## Start DATA SHOWN

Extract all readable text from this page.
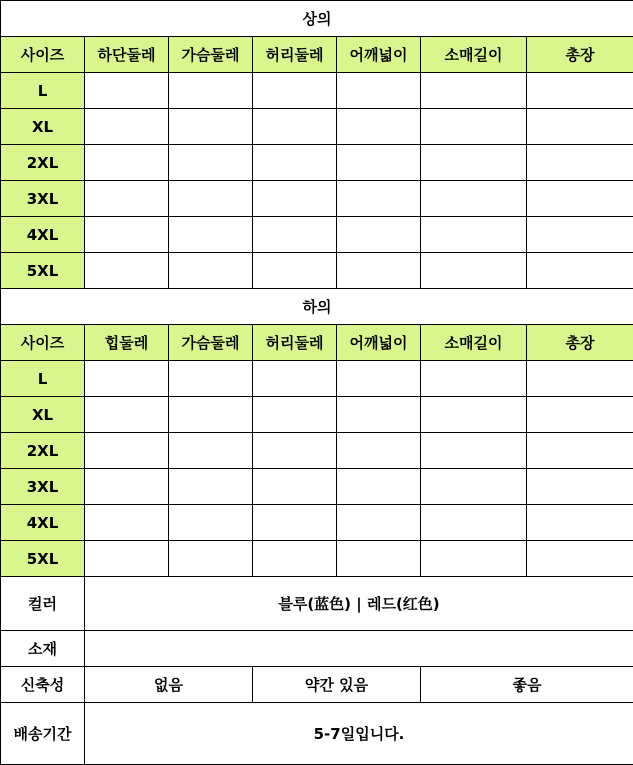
상의						
사이즈	하단둘레	가슴둘레	허리둘레	어깨넓이	소매길이	총장
L						
XL						
2XL						
3XL						
4XL						
5XL						
하의						
사이즈	힙둘레	가슴둘레	허리둘레	어깨넓이	소매길이	총장
L						
XL						
2XL						
3XL						
4XL						
5XL						
컬러	블루(蓝色) | 레드(红色)					
소재						
신축성	없음		약간 있음		좋음	
배송기간	5-7일입니다.					
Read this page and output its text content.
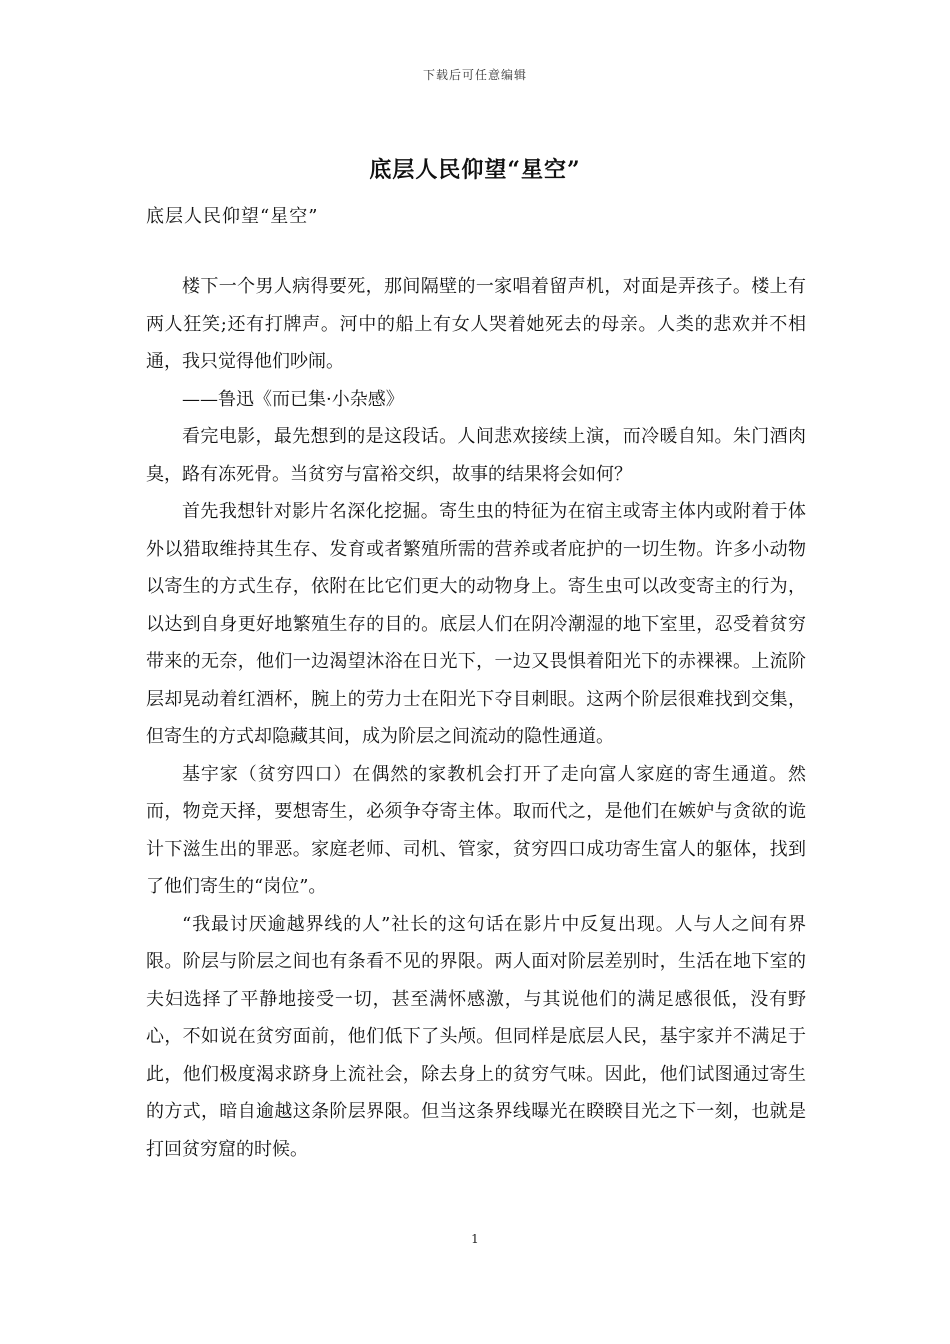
下载后可任意编辑
底层人民仰望“星空”
底层人民仰望“星空”

楼下一个男人病得要死，那间隔壁的一家唱着留声机，对面是弄孩子。楼上有两人狂笑;还有打牌声。河中的船上有女人哭着她死去的母亲。人类的悲欢并不相通，我只觉得他们吵闹。

——鲁迅《而已集·小杂感》

看完电影，最先想到的是这段话。人间悲欢接续上演，而冷暖自知。朱门酒肉臭，路有冻死骨。当贫穷与富裕交织，故事的结果将会如何？

首先我想针对影片名深化挖掘。寄生虫的特征为在宿主或寄主体内或附着于体外以猎取维持其生存、发育或者繁殖所需的营养或者庇护的一切生物。许多小动物以寄生的方式生存，依附在比它们更大的动物身上。寄生虫可以改变寄主的行为，以达到自身更好地繁殖生存的目的。底层人们在阴冷潮湿的地下室里，忍受着贫穷带来的无奈，他们一边渴望沐浴在日光下，一边又畏惧着阳光下的赤裸裸。上流阶层却晃动着红酒杯，腕上的劳力士在阳光下夺目刺眼。这两个阶层很难找到交集，但寄生的方式却隐藏其间，成为阶层之间流动的隐性通道。

基宇家（贫穷四口）在偶然的家教机会打开了走向富人家庭的寄生通道。然而，物竞天择，要想寄生，必须争夺寄主体。取而代之，是他们在嫉妒与贪欲的诡计下滋生出的罪恶。家庭老师、司机、管家，贫穷四口成功寄生富人的躯体，找到了他们寄生的“岗位”。

“我最讨厌逾越界线的人”社长的这句话在影片中反复出现。人与人之间有界限。阶层与阶层之间也有条看不见的界限。两人面对阶层差别时，生活在地下室的夫妇选择了平静地接受一切，甚至满怀感激，与其说他们的满足感很低，没有野心，不如说在贫穷面前，他们低下了头颅。但同样是底层人民，基宇家并不满足于此，他们极度渴求跻身上流社会，除去身上的贫穷气味。因此，他们试图通过寄生的方式，暗自逾越这条阶层界限。但当这条界线曝光在睽睽目光之下一刻，也就是打回贫穷窟的时候。

1
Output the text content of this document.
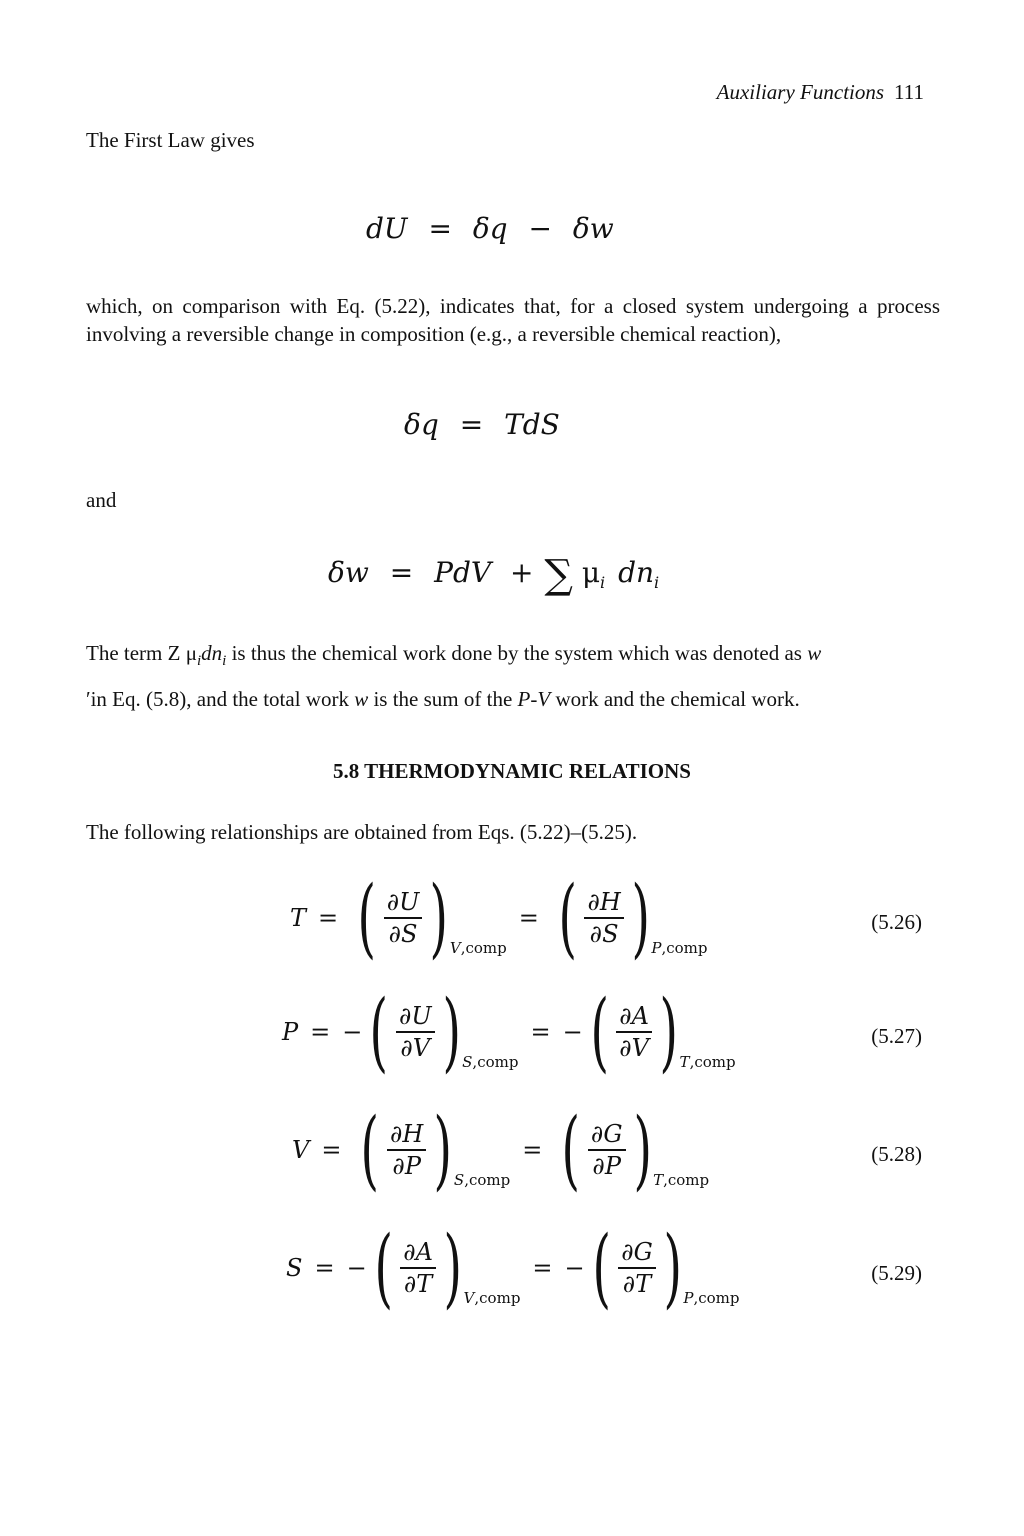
Auxiliary Functions 111
The First Law gives
dU = δq − δw
which, on comparison with Eq. (5.22), indicates that, for a closed system undergoing a process involving a reversible change in composition (e.g., a reversible chemical reaction),
δq = TdS
and
δw = PdV + ∑ $\mu_i$ $dn_i$
The term Z $\mu_idn_i$ is thus the chemical work done by the system which was denoted as w
′in Eq. (5.8), and the total work w is the sum of the P-V work and the chemical work.
5.8 THERMODYNAMIC RELATIONS
The following relationships are obtained from Eqs. (5.22)–(5.25).
T = ( $\frac{\partial U}{\partial S}$ ) V,comp
= ( $\frac{\partial H}{\partial S}$ ) P,comp
(5.26)
P = − ( $\frac{\partial U}{\partial V}$ ) S,comp
= − ( $\frac{\partial A}{\partial V}$ ) T,comp
(5.27)
V = ( $\frac{\partial H}{\partial P}$ ) S,comp
= ( $\frac{\partial G}{\partial P}$ ) T,comp
(5.28)
S = − ( $\frac{\partial A}{\partial T}$ ) V,comp
= − ( $\frac{\partial G}{\partial T}$ ) P,comp
(5.29)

## End DATA SHOWN

● **STATED TASK**
Search the data above for the string "가슴둘레" and copy each line that has it.

● **TASK ANSWER**
사이즈	하단둘레	가슴둘레	허리둘레	어깨넓이	소매길이	총장
사이즈	힙둘레	가슴둘레	허리둘레	어깨넓이	소매길이	총장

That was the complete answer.